Instructions to follow.
Copy out, word for word, the stretch of the material from its start through the line containing "svg-text:-: - (115, 84, 119, 96)".

___

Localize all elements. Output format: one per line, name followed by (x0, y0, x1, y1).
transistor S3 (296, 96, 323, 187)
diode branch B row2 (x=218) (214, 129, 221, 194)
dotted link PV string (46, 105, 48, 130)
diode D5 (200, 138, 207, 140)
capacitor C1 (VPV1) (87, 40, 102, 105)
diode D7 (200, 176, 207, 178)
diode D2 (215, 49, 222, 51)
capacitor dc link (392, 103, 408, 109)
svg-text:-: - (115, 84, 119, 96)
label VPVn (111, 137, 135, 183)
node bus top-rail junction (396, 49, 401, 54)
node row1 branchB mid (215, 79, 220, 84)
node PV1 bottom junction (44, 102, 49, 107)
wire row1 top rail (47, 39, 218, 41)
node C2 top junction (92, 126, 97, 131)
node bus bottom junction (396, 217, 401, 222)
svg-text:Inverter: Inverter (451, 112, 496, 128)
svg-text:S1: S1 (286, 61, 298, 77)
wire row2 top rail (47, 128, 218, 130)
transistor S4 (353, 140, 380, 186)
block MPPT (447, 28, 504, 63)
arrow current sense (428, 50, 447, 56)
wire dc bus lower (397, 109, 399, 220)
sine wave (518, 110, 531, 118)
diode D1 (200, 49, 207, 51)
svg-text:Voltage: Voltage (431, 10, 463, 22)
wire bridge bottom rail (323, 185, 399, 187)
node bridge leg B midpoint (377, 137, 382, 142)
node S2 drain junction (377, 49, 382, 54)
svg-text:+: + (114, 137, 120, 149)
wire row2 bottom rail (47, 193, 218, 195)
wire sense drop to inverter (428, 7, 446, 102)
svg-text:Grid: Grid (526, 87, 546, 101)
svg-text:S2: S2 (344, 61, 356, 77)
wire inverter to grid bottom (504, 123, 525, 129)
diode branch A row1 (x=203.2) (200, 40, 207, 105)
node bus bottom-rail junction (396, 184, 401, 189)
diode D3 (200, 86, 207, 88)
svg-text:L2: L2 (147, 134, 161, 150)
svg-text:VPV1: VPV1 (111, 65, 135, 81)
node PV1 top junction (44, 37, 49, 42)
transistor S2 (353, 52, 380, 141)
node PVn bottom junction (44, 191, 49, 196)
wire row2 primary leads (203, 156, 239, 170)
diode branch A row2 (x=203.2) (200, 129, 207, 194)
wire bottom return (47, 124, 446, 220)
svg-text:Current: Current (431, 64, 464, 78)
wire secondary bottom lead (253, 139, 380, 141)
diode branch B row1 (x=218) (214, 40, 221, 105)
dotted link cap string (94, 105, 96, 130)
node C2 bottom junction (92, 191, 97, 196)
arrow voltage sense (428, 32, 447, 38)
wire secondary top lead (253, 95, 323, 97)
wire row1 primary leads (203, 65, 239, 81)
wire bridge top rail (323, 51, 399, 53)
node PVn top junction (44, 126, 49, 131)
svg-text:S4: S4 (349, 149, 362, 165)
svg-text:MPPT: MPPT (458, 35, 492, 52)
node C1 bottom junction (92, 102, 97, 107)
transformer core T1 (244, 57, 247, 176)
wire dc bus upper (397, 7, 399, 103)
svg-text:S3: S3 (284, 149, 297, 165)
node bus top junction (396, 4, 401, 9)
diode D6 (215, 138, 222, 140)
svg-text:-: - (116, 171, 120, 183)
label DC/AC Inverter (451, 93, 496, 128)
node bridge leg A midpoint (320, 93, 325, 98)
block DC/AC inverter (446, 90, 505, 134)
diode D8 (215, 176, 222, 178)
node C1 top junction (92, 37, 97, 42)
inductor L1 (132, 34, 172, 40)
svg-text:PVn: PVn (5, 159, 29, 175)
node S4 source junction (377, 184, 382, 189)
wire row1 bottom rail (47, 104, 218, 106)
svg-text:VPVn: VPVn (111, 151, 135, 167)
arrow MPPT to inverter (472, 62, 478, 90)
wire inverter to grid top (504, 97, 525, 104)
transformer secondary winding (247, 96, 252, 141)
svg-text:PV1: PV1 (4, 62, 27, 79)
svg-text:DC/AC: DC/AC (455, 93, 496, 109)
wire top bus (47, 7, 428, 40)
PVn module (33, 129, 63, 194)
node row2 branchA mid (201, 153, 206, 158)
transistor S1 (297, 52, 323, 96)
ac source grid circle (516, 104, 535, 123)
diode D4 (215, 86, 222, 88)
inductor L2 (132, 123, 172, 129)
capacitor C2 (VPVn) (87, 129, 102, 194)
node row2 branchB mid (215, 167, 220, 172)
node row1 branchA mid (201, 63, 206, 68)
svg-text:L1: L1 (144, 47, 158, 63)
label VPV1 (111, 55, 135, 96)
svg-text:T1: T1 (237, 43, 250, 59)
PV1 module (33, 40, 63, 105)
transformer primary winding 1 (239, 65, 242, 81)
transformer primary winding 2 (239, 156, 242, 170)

___

Solved problem.
Localize all elements. Output format: one per line, name followed by (x0, y0, x1, y1).
transistor S3 (296, 96, 323, 187)
diode branch B row2 (x=218) (214, 129, 221, 194)
dotted link PV string (46, 105, 48, 130)
diode D5 (200, 138, 207, 140)
capacitor C1 (VPV1) (87, 40, 102, 105)
diode D7 (200, 176, 207, 178)
diode D2 (215, 49, 222, 51)
capacitor dc link (392, 103, 408, 109)
svg-text:-: - (115, 84, 119, 96)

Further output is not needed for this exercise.